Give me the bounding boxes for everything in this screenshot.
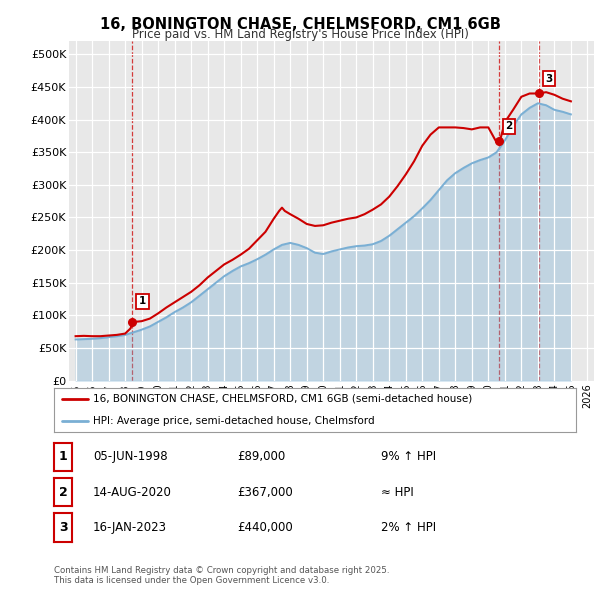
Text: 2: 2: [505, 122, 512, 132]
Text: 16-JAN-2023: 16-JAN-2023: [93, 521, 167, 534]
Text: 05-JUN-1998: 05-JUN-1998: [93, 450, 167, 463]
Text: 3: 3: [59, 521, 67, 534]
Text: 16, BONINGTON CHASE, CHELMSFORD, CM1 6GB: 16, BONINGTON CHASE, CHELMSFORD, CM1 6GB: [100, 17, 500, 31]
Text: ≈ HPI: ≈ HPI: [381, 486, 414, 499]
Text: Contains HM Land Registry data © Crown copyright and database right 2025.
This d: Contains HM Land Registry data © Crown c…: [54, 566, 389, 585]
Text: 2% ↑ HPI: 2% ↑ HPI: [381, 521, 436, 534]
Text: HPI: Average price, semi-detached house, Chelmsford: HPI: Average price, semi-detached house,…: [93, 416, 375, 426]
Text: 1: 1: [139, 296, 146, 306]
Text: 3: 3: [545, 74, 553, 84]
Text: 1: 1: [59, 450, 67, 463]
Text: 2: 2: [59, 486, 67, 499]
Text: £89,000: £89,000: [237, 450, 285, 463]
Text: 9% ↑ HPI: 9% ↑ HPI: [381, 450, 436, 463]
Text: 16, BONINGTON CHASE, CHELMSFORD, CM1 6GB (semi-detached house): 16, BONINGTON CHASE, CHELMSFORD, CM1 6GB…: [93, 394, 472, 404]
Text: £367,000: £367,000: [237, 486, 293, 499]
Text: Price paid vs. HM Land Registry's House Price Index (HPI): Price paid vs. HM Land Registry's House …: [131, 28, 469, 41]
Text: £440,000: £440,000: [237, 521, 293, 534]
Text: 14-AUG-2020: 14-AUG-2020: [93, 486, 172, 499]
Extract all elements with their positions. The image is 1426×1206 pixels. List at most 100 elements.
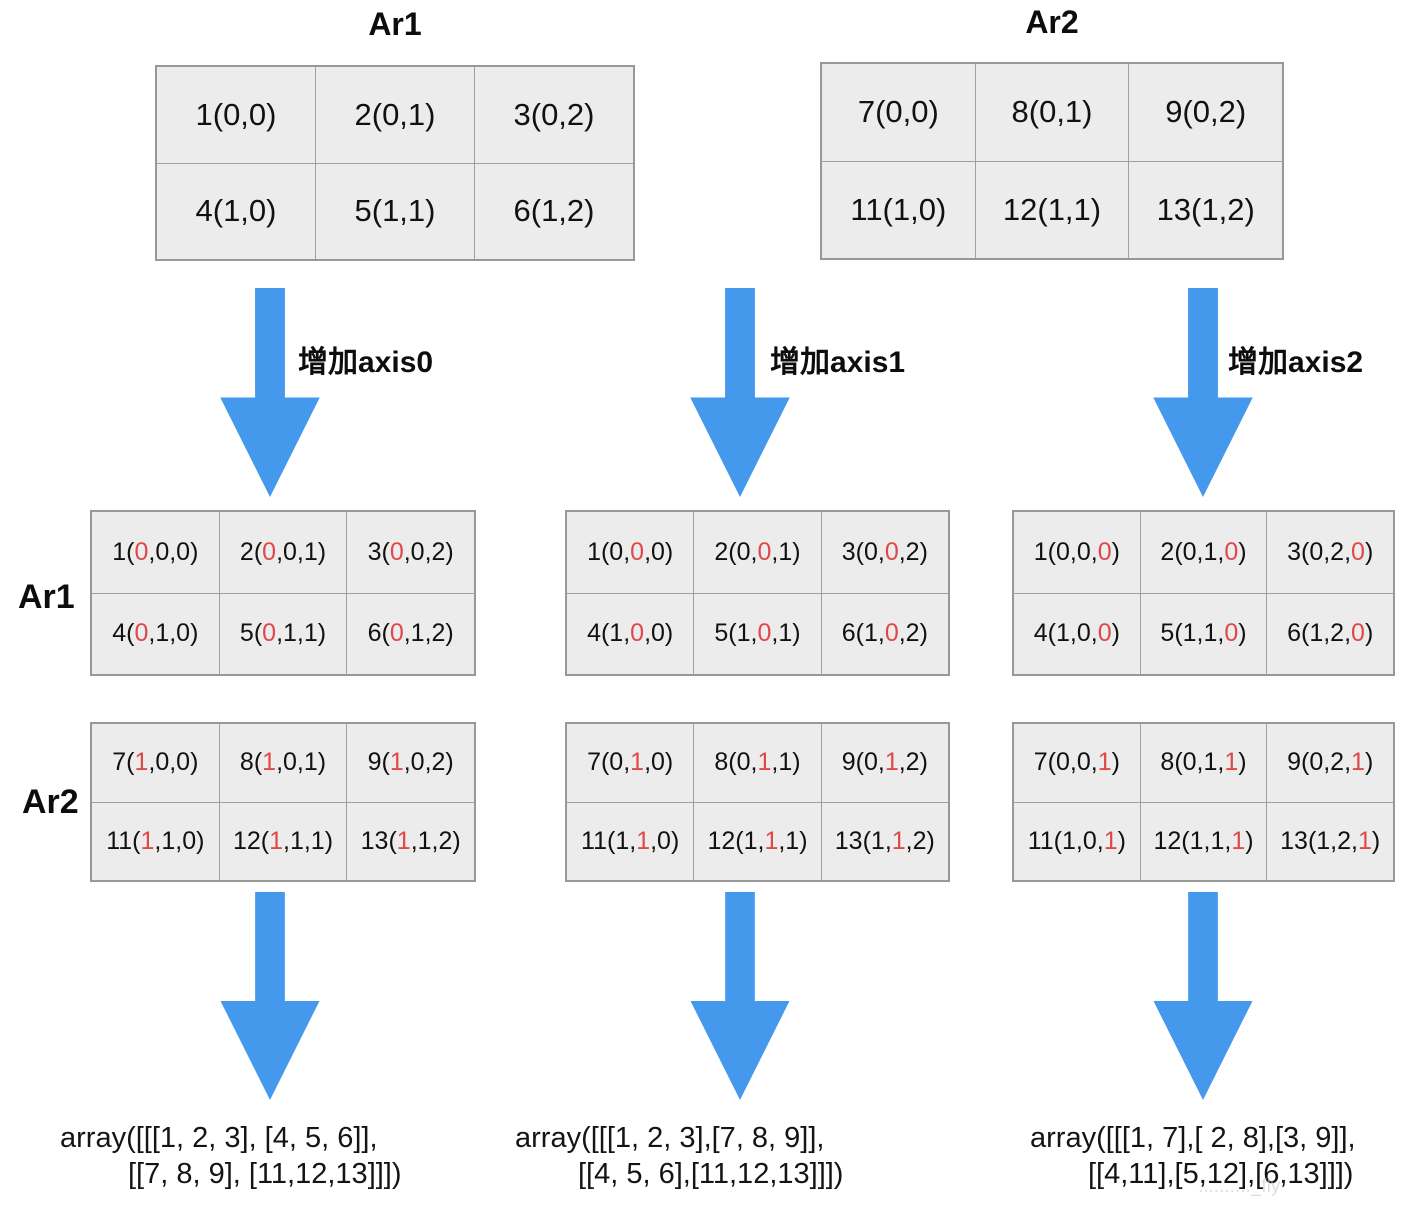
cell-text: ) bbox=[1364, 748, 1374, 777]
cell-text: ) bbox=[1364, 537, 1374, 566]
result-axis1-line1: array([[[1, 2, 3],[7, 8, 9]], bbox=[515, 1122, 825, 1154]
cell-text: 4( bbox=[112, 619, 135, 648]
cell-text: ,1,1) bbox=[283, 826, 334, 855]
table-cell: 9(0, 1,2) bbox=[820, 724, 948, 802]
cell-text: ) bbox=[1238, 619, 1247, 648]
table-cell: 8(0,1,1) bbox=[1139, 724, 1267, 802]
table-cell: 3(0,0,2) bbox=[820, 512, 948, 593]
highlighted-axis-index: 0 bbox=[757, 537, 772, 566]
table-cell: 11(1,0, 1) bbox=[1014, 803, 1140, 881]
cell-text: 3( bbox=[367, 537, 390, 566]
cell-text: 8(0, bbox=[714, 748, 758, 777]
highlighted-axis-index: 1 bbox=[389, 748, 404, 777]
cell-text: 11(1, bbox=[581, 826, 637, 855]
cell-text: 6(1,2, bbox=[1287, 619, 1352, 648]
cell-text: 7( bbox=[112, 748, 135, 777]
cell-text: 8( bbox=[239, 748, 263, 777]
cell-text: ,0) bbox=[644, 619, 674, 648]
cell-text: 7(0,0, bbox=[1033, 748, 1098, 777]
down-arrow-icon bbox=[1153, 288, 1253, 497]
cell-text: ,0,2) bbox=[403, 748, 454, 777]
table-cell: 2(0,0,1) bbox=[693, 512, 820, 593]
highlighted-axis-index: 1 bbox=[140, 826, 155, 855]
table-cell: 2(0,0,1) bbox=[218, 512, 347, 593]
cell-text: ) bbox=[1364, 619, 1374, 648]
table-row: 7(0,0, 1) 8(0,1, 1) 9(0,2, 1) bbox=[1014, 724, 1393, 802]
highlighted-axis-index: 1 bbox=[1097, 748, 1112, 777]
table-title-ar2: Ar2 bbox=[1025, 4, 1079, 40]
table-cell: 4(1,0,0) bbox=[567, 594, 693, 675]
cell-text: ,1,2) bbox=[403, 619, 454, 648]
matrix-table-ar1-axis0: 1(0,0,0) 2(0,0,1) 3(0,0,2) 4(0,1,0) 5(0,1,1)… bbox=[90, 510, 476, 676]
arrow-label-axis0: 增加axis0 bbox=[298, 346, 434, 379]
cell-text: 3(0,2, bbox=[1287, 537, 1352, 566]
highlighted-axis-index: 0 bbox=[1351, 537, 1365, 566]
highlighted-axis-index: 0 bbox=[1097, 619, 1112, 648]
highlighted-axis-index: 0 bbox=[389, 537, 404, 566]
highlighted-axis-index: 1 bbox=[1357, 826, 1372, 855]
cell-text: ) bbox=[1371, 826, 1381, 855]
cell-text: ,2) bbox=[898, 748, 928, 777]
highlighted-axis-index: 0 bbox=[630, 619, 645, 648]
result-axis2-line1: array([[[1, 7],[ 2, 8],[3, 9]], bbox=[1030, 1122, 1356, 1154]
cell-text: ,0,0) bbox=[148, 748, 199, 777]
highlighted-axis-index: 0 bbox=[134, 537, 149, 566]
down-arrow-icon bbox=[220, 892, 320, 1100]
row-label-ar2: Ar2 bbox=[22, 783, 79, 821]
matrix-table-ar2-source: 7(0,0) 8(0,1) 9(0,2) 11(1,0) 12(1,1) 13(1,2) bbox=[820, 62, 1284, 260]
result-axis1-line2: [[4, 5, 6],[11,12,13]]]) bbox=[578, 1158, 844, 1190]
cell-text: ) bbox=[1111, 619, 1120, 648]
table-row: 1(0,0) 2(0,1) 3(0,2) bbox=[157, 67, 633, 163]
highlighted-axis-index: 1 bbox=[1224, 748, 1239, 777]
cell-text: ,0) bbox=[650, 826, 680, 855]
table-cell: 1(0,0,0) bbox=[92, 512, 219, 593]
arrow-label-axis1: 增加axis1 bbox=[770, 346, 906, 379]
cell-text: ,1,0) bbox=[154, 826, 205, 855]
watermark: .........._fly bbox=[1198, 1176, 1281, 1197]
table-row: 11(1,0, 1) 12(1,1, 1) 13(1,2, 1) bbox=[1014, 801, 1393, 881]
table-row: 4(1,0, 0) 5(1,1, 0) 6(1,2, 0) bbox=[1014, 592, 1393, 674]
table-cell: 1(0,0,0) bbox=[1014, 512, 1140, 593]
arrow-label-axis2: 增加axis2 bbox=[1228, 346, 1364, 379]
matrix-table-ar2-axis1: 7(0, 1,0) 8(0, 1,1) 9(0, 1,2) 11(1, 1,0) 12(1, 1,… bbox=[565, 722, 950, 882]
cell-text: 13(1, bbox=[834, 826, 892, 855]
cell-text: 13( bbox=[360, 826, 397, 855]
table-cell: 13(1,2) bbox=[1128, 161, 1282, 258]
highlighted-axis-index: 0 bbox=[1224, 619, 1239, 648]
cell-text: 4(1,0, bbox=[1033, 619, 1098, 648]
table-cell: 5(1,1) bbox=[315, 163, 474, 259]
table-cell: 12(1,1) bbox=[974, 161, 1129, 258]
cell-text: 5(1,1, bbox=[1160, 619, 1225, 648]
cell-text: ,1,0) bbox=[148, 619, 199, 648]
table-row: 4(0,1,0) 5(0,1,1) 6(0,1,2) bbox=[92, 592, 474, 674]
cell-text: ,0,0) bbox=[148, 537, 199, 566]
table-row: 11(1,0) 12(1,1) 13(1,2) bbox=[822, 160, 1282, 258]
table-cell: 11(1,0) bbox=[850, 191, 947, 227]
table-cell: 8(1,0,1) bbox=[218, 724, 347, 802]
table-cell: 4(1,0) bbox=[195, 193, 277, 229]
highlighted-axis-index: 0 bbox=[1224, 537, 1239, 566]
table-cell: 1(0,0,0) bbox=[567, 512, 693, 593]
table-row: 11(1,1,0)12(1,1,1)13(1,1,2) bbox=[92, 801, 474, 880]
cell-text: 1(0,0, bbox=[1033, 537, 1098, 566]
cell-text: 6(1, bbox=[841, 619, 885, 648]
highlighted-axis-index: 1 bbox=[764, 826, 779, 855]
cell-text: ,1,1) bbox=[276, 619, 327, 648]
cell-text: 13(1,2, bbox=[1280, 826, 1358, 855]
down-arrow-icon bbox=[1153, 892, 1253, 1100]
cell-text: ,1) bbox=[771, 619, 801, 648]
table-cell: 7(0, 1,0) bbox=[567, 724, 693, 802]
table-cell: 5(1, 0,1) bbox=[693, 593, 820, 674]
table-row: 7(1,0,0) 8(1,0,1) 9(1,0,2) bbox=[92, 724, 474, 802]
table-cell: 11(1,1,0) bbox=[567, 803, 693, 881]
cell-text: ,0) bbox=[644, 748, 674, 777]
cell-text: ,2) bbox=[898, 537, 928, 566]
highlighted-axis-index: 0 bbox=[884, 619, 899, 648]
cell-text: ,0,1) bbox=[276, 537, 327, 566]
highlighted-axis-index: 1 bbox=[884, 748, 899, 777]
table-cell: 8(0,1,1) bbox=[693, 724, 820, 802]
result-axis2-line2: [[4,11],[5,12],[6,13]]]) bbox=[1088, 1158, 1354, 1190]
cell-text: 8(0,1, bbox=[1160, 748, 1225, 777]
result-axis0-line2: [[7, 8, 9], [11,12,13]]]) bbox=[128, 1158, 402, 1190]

--*--

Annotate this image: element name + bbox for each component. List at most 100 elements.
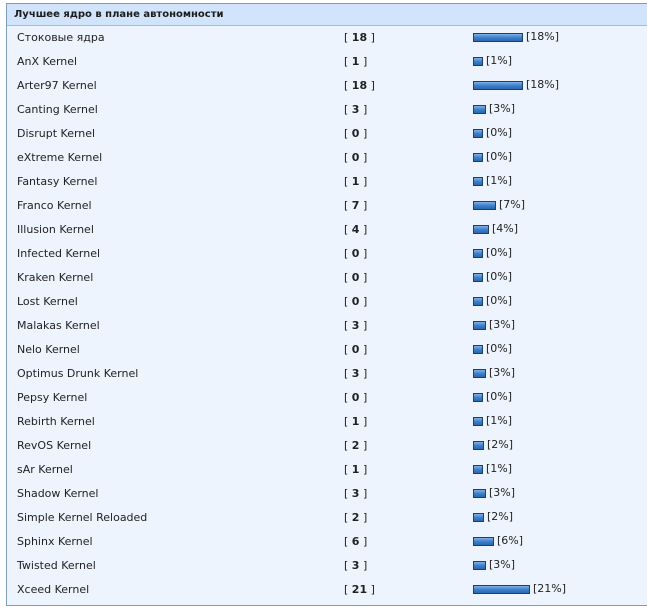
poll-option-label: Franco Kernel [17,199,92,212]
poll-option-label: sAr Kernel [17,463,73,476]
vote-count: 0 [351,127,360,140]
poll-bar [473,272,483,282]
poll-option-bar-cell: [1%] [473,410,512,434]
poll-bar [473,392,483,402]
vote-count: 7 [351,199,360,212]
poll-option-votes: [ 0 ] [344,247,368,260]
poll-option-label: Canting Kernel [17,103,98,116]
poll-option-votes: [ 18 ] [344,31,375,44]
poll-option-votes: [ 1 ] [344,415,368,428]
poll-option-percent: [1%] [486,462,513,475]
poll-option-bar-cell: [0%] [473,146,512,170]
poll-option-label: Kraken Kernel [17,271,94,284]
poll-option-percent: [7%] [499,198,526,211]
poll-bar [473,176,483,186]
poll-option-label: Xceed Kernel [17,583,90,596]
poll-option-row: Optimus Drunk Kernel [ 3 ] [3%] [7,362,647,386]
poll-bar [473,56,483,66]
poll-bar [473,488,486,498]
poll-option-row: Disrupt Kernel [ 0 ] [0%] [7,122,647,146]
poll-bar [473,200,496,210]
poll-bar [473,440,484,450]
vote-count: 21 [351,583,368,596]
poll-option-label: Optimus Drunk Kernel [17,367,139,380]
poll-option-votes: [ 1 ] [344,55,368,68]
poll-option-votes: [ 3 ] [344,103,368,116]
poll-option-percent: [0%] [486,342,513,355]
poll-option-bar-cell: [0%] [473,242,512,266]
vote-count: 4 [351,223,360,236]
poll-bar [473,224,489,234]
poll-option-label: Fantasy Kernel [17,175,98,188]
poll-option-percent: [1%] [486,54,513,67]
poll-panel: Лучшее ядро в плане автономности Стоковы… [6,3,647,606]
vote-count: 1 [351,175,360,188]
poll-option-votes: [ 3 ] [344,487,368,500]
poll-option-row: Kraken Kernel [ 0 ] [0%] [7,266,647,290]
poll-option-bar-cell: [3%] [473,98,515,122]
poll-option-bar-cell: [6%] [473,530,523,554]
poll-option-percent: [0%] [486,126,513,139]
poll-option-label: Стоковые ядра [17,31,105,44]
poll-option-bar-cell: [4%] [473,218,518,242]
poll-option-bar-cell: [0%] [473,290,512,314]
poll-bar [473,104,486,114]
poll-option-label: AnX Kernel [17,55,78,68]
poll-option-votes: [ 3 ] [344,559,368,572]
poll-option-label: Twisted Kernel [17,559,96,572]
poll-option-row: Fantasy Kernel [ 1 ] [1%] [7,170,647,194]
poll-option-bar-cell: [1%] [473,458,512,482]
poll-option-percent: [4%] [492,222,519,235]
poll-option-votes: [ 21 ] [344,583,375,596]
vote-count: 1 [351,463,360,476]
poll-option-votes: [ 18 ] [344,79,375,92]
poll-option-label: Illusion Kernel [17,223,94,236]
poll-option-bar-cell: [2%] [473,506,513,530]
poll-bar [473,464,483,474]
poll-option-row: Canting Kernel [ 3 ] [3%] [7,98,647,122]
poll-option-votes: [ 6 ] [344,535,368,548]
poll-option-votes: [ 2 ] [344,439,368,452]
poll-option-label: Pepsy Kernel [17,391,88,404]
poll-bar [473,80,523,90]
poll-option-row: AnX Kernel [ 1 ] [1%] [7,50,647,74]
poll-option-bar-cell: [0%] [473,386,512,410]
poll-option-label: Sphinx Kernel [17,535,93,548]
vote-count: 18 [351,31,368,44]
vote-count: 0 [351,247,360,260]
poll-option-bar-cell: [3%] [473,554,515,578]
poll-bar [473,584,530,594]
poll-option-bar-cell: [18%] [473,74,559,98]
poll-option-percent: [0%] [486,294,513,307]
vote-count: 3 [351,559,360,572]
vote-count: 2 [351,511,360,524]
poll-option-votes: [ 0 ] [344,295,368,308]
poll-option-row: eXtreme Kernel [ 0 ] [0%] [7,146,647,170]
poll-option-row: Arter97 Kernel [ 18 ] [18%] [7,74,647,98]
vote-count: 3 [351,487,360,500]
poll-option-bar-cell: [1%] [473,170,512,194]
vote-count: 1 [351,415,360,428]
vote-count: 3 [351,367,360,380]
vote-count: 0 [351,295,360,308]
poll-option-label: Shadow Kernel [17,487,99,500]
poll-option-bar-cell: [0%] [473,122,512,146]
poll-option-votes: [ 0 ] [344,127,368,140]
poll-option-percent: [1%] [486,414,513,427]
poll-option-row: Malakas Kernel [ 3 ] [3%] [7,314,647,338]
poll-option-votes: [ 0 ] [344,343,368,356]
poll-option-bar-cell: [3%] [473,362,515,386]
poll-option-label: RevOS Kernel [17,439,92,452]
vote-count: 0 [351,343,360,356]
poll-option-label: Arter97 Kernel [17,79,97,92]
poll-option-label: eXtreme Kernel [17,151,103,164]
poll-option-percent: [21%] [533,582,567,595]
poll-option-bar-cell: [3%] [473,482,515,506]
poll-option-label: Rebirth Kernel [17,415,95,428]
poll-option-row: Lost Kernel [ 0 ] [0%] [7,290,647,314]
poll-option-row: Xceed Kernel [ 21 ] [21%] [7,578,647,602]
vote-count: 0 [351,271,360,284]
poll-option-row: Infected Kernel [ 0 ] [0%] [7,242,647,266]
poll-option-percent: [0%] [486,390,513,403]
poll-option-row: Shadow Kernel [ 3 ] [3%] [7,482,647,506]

--*--

**DIRECTIONS**
Output every line of the listing from the line containing "Text: 2: 2: [505, 122, 512, 132]" through the line containing "Text: Contains HM", both included, reproducing each one without change.

**COMPLETE OUTPUT**
Text: 2: 2: [505, 122, 512, 132]
Text: 16-JAN-2023: 16-JAN-2023: [93, 521, 167, 534]
Text: 05-JUN-1998: 05-JUN-1998: [93, 450, 167, 463]
Text: 3: 3: [59, 521, 67, 534]
Text: 16, BONINGTON CHASE, CHELMSFORD, CM1 6GB: 16, BONINGTON CHASE, CHELMSFORD, CM1 6GB: [100, 17, 500, 31]
Text: ≈ HPI: ≈ HPI: [381, 486, 414, 499]
Text: Contains HM Land Registry data © Crown copyright and database right 2025.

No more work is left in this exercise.